### Problem details
The records that follow must be reproduced in full, exactly as written.

### Supplied material
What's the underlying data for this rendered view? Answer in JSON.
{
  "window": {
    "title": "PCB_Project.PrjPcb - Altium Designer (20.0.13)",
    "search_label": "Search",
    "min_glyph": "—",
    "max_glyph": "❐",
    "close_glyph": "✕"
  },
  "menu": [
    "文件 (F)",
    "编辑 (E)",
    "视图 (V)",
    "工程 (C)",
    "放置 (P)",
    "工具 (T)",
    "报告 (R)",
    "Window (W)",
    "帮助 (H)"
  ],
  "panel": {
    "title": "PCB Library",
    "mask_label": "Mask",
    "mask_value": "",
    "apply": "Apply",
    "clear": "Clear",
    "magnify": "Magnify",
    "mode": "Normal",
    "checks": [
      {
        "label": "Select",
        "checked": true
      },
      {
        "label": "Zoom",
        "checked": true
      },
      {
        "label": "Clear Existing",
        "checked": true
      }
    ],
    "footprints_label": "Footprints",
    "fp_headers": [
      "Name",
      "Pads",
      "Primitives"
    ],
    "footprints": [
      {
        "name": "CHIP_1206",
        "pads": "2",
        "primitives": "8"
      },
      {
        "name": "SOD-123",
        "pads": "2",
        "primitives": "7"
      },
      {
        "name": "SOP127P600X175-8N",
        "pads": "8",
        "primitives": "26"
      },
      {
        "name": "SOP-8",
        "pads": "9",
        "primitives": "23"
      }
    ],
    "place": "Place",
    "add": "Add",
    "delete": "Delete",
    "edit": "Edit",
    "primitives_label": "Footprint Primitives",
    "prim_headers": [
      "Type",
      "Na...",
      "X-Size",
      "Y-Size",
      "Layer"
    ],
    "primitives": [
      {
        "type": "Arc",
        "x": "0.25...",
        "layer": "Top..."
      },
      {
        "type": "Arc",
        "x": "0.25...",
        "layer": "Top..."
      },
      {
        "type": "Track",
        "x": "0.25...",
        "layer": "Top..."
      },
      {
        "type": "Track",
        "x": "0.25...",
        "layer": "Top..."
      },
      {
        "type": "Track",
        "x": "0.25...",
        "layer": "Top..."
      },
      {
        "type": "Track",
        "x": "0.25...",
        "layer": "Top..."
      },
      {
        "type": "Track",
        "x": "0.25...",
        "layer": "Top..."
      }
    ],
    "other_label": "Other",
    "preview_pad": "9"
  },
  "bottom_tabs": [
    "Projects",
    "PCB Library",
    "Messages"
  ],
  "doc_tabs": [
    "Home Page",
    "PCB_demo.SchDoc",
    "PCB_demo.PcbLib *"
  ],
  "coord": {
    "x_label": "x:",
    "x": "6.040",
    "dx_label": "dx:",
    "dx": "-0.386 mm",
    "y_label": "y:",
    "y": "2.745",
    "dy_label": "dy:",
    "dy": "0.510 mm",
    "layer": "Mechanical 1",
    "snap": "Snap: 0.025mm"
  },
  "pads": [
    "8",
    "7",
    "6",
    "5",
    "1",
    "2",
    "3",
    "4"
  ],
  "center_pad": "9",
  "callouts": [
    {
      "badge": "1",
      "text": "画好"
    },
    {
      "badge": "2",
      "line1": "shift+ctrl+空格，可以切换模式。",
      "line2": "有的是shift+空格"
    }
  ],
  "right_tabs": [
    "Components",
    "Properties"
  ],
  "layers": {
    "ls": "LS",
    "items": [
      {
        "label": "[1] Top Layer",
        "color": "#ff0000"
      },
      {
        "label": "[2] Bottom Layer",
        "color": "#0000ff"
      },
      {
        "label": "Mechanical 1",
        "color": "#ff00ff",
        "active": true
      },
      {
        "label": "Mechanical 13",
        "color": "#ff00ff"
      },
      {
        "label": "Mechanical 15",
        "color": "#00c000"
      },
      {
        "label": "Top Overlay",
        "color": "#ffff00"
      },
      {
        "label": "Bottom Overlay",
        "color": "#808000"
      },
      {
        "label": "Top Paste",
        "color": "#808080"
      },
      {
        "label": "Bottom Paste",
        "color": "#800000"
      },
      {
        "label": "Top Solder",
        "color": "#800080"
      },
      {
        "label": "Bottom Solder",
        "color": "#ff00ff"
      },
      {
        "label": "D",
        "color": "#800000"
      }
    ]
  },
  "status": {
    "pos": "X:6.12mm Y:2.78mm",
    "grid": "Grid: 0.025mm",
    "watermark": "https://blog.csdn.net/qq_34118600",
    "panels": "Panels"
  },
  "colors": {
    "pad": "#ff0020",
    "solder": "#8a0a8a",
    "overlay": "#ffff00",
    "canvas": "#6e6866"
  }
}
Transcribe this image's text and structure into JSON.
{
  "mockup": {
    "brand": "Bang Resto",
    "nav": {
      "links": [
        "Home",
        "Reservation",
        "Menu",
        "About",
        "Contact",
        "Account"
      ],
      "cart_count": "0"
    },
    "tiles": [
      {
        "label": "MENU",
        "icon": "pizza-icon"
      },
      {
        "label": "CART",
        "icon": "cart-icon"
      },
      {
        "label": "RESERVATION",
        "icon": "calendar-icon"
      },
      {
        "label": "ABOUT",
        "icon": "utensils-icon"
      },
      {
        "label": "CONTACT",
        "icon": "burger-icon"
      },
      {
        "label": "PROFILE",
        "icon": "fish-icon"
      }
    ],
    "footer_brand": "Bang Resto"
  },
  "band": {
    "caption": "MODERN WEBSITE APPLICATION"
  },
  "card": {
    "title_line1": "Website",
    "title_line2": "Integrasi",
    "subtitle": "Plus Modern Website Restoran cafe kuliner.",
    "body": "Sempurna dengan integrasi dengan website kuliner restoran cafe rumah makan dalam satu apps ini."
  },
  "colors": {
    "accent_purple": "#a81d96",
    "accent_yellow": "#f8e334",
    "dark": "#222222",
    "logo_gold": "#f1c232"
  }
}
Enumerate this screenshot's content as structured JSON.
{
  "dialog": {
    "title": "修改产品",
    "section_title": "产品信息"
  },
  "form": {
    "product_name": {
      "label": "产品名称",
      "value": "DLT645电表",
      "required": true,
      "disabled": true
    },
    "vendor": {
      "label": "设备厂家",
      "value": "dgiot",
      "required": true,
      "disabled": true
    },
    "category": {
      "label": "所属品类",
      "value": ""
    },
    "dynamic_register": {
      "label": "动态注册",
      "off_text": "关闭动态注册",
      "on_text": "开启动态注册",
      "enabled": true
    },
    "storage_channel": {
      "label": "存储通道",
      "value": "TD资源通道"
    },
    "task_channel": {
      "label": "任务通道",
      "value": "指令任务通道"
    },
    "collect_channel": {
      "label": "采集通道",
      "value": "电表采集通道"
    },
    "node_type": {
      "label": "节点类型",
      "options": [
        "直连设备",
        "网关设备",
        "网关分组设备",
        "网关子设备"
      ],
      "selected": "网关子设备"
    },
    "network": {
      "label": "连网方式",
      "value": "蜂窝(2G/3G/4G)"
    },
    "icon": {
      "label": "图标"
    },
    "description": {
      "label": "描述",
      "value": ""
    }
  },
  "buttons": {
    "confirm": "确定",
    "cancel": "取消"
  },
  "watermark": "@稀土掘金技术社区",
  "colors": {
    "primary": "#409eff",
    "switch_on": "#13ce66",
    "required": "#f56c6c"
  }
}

### Exercise answer
What's the underlying data for this rendered view? Answer in JSON.
{
  "window": {
    "title": "PCB_Project.PrjPcb - Altium Designer (20.0.13)",
    "search_label": "Search",
    "min_glyph": "—",
    "max_glyph": "❐",
    "close_glyph": "✕"
  },
  "menu": [
    "文件 (F)",
    "编辑 (E)",
    "视图 (V)",
    "工程 (C)",
    "放置 (P)",
    "工具 (T)",
    "报告 (R)",
    "Window (W)",
    "帮助 (H)"
  ],
  "panel": {
    "title": "PCB Library",
    "mask_label": "Mask",
    "mask_value": "",
    "apply": "Apply",
    "clear": "Clear",
    "magnify": "Magnify",
    "mode": "Normal",
    "checks": [
      {
        "label": "Select",
        "checked": true
      },
      {
        "label": "Zoom",
        "checked": true
      },
      {
        "label": "Clear Existing",
        "checked": true
      }
    ],
    "footprints_label": "Footprints",
    "fp_headers": [
      "Name",
      "Pads",
      "Primitives"
    ],
    "footprints": [
      {
        "name": "CHIP_1206",
        "pads": "2",
        "primitives": "8"
      },
      {
        "name": "SOD-123",
        "pads": "2",
        "primitives": "7"
      },
      {
        "name": "SOP127P600X175-8N",
        "pads": "8",
        "primitives": "26"
      },
      {
        "name": "SOP-8",
        "pads": "9",
        "primitives": "23"
      }
    ],
    "place": "Place",
    "add": "Add",
    "delete": "Delete",
    "edit": "Edit",
    "primitives_label": "Footprint Primitives",
    "prim_headers": [
      "Type",
      "Na...",
      "X-Size",
      "Y-Size",
      "Layer"
    ],
    "primitives": [
      {
        "type": "Arc",
        "x": "0.25...",
        "layer": "Top..."
      },
      {
        "type": "Arc",
        "x": "0.25...",
        "layer": "Top..."
      },
      {
        "type": "Track",
        "x": "0.25...",
        "layer": "Top..."
      },
      {
        "type": "Track",
        "x": "0.25...",
        "layer": "Top..."
      },
      {
        "type": "Track",
        "x": "0.25...",
        "layer": "Top..."
      },
      {
        "type": "Track",
        "x": "0.25...",
        "layer": "Top..."
      },
      {
        "type": "Track",
        "x": "0.25...",
        "layer": "Top..."
      }
    ],
    "other_label": "Other",
    "preview_pad": "9"
  },
  "bottom_tabs": [
    "Projects",
    "PCB Library",
    "Messages"
  ],
  "doc_tabs": [
    "Home Page",
    "PCB_demo.SchDoc",
    "PCB_demo.PcbLib *"
  ],
  "coord": {
    "x_label": "x:",
    "x": "6.040",
    "dx_label": "dx:",
    "dx": "-0.386 mm",
    "y_label": "y:",
    "y": "2.745",
    "dy_label": "dy:",
    "dy": "0.510 mm",
    "layer": "Mechanical 1",
    "snap": "Snap: 0.025mm"
  },
  "pads": [
    "8",
    "7",
    "6",
    "5",
    "1",
    "2",
    "3",
    "4"
  ],
  "center_pad": "9",
  "callouts": [
    {
      "badge": "1",
      "text": "画好"
    },
    {
      "badge": "2",
      "line1": "shift+ctrl+空格，可以切换模式。",
      "line2": "有的是shift+空格"
    }
  ],
  "right_tabs": [
    "Components",
    "Properties"
  ],
  "layers": {
    "ls": "LS",
    "items": [
      {
        "label": "[1] Top Layer",
        "color": "#ff0000"
      },
      {
        "label": "[2] Bottom Layer",
        "color": "#0000ff"
      },
      {
        "label": "Mechanical 1",
        "color": "#ff00ff",
        "active": true
      },
      {
        "label": "Mechanical 13",
        "color": "#ff00ff"
      },
      {
        "label": "Mechanical 15",
        "color": "#00c000"
      },
      {
        "label": "Top Overlay",
        "color": "#ffff00"
      },
      {
        "label": "Bottom Overlay",
        "color": "#808000"
      },
      {
        "label": "Top Paste",
        "color": "#808080"
      },
      {
        "label": "Bottom Paste",
        "color": "#800000"
      },
      {
        "label": "Top Solder",
        "color": "#800080"
      },
      {
        "label": "Bottom Solder",
        "color": "#ff00ff"
      },
      {
        "label": "D",
        "color": "#800000"
      }
    ]
  },
  "status": {
    "pos": "X:6.12mm Y:2.78mm",
    "grid": "Grid: 0.025mm",
    "watermark": "https://blog.csdn.net/qq_34118600",
    "panels": "Panels"
  },
  "colors": {
    "pad": "#ff0020",
    "solder": "#8a0a8a",
    "overlay": "#ffff00",
    "canvas": "#6e6866"
  }
}
Transcribe this image's text and structure into JSON.
{
  "mockup": {
    "brand": "Bang Resto",
    "nav": {
      "links": [
        "Home",
        "Reservation",
        "Menu",
        "About",
        "Contact",
        "Account"
      ],
      "cart_count": "0"
    },
    "tiles": [
      {
        "label": "MENU",
        "icon": "pizza-icon"
      },
      {
        "label": "CART",
        "icon": "cart-icon"
      },
      {
        "label": "RESERVATION",
        "icon": "calendar-icon"
      },
      {
        "label": "ABOUT",
        "icon": "utensils-icon"
      },
      {
        "label": "CONTACT",
        "icon": "burger-icon"
      },
      {
        "label": "PROFILE",
        "icon": "fish-icon"
      }
    ],
    "footer_brand": "Bang Resto"
  },
  "band": {
    "caption": "MODERN WEBSITE APPLICATION"
  },
  "card": {
    "title_line1": "Website",
    "title_line2": "Integrasi",
    "subtitle": "Plus Modern Website Restoran cafe kuliner.",
    "body": "Sempurna dengan integrasi dengan website kuliner restoran cafe rumah makan dalam satu apps ini."
  },
  "colors": {
    "accent_purple": "#a81d96",
    "accent_yellow": "#f8e334",
    "dark": "#222222",
    "logo_gold": "#f1c232"
  }
}
Enumerate this screenshot's content as structured JSON.
{
  "dialog": {
    "title": "修改产品",
    "section_title": "产品信息"
  },
  "form": {
    "product_name": {
      "label": "产品名称",
      "value": "DLT645电表",
      "required": true,
      "disabled": true
    },
    "vendor": {
      "label": "设备厂家",
      "value": "dgiot",
      "required": true,
      "disabled": true
    },
    "category": {
      "label": "所属品类",
      "value": ""
    },
    "dynamic_register": {
      "label": "动态注册",
      "off_text": "关闭动态注册",
      "on_text": "开启动态注册",
      "enabled": true
    },
    "storage_channel": {
      "label": "存储通道",
      "value": "TD资源通道"
    },
    "task_channel": {
      "label": "任务通道",
      "value": "指令任务通道"
    },
    "collect_channel": {
      "label": "采集通道",
      "value": "电表采集通道"
    },
    "node_type": {
      "label": "节点类型",
      "options": [
        "直连设备",
        "网关设备",
        "网关分组设备",
        "网关子设备"
      ],
      "selected": "网关子设备"
    },
    "network": {
      "label": "连网方式",
      "value": "蜂窝(2G/3G/4G)"
    },
    "icon": {
      "label": "图标"
    },
    "description": {
      "label": "描述",
      "value": ""
    }
  },
  "buttons": {
    "confirm": "确定",
    "cancel": "取消"
  },
  "watermark": "@稀土掘金技术社区",
  "colors": {
    "primary": "#409eff",
    "switch_on": "#13ce66",
    "required": "#f56c6c"
  }
}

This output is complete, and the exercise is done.